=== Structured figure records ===
================================

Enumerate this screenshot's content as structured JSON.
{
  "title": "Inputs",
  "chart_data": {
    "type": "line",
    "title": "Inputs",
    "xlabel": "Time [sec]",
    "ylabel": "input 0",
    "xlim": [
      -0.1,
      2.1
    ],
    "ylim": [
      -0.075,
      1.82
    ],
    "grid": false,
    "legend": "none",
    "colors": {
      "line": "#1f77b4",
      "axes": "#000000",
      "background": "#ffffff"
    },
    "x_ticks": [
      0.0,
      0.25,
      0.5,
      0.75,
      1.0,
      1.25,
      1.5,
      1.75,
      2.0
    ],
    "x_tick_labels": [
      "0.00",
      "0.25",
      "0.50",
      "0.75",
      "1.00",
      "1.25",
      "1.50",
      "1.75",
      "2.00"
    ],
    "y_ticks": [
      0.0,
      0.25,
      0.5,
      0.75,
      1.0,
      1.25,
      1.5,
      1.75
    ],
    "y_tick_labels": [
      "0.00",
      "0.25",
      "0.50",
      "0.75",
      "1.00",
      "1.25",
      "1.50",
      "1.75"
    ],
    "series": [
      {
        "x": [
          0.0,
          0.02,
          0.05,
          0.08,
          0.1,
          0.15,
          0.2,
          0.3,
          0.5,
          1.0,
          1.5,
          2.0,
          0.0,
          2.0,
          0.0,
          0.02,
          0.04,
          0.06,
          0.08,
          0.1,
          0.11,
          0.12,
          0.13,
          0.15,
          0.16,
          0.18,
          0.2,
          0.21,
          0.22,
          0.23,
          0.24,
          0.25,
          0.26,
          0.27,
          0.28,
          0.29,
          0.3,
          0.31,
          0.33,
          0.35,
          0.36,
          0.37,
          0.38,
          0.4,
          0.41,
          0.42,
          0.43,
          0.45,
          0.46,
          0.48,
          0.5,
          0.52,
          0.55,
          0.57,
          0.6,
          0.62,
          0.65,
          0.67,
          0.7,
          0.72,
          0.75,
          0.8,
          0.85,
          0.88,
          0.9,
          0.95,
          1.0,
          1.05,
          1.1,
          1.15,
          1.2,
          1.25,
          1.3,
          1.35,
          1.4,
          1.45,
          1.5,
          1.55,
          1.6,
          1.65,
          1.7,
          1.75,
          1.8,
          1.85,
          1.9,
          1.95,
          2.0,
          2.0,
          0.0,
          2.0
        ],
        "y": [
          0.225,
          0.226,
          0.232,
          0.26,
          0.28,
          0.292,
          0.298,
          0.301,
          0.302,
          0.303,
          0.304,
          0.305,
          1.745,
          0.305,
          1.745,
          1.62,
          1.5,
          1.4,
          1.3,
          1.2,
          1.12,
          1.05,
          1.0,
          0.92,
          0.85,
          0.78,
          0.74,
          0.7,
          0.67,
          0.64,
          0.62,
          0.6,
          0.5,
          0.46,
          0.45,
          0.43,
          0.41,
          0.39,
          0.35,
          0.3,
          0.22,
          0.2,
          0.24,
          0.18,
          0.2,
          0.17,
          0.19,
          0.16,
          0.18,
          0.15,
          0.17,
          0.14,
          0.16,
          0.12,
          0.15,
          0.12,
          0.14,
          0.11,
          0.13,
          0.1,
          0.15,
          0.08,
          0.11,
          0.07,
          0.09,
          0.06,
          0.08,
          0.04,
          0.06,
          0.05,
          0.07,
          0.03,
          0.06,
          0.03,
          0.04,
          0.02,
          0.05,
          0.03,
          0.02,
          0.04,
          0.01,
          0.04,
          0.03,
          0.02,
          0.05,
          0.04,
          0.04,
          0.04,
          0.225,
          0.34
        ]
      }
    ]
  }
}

================================

=== AIM OF THE EXERCISE ===
Please quote the records above exactly, without skipping a line.

=== THE RESULT ===
Enumerate this screenshot's content as structured JSON.
{
  "title": "Inputs",
  "chart_data": {
    "type": "line",
    "title": "Inputs",
    "xlabel": "Time [sec]",
    "ylabel": "input 0",
    "xlim": [
      -0.1,
      2.1
    ],
    "ylim": [
      -0.075,
      1.82
    ],
    "grid": false,
    "legend": "none",
    "colors": {
      "line": "#1f77b4",
      "axes": "#000000",
      "background": "#ffffff"
    },
    "x_ticks": [
      0.0,
      0.25,
      0.5,
      0.75,
      1.0,
      1.25,
      1.5,
      1.75,
      2.0
    ],
    "x_tick_labels": [
      "0.00",
      "0.25",
      "0.50",
      "0.75",
      "1.00",
      "1.25",
      "1.50",
      "1.75",
      "2.00"
    ],
    "y_ticks": [
      0.0,
      0.25,
      0.5,
      0.75,
      1.0,
      1.25,
      1.5,
      1.75
    ],
    "y_tick_labels": [
      "0.00",
      "0.25",
      "0.50",
      "0.75",
      "1.00",
      "1.25",
      "1.50",
      "1.75"
    ],
    "series": [
      {
        "x": [
          0.0,
          0.02,
          0.05,
          0.08,
          0.1,
          0.15,
          0.2,
          0.3,
          0.5,
          1.0,
          1.5,
          2.0,
          0.0,
          2.0,
          0.0,
          0.02,
          0.04,
          0.06,
          0.08,
          0.1,
          0.11,
          0.12,
          0.13,
          0.15,
          0.16,
          0.18,
          0.2,
          0.21,
          0.22,
          0.23,
          0.24,
          0.25,
          0.26,
          0.27,
          0.28,
          0.29,
          0.3,
          0.31,
          0.33,
          0.35,
          0.36,
          0.37,
          0.38,
          0.4,
          0.41,
          0.42,
          0.43,
          0.45,
          0.46,
          0.48,
          0.5,
          0.52,
          0.55,
          0.57,
          0.6,
          0.62,
          0.65,
          0.67,
          0.7,
          0.72,
          0.75,
          0.8,
          0.85,
          0.88,
          0.9,
          0.95,
          1.0,
          1.05,
          1.1,
          1.15,
          1.2,
          1.25,
          1.3,
          1.35,
          1.4,
          1.45,
          1.5,
          1.55,
          1.6,
          1.65,
          1.7,
          1.75,
          1.8,
          1.85,
          1.9,
          1.95,
          2.0,
          2.0,
          0.0,
          2.0
        ],
        "y": [
          0.225,
          0.226,
          0.232,
          0.26,
          0.28,
          0.292,
          0.298,
          0.301,
          0.302,
          0.303,
          0.304,
          0.305,
          1.745,
          0.305,
          1.745,
          1.62,
          1.5,
          1.4,
          1.3,
          1.2,
          1.12,
          1.05,
          1.0,
          0.92,
          0.85,
          0.78,
          0.74,
          0.7,
          0.67,
          0.64,
          0.62,
          0.6,
          0.5,
          0.46,
          0.45,
          0.43,
          0.41,
          0.39,
          0.35,
          0.3,
          0.22,
          0.2,
          0.24,
          0.18,
          0.2,
          0.17,
          0.19,
          0.16,
          0.18,
          0.15,
          0.17,
          0.14,
          0.16,
          0.12,
          0.15,
          0.12,
          0.14,
          0.11,
          0.13,
          0.1,
          0.15,
          0.08,
          0.11,
          0.07,
          0.09,
          0.06,
          0.08,
          0.04,
          0.06,
          0.05,
          0.07,
          0.03,
          0.06,
          0.03,
          0.04,
          0.02,
          0.05,
          0.03,
          0.02,
          0.04,
          0.01,
          0.04,
          0.03,
          0.02,
          0.05,
          0.04,
          0.04,
          0.04,
          0.225,
          0.34
        ]
      }
    ]
  }
}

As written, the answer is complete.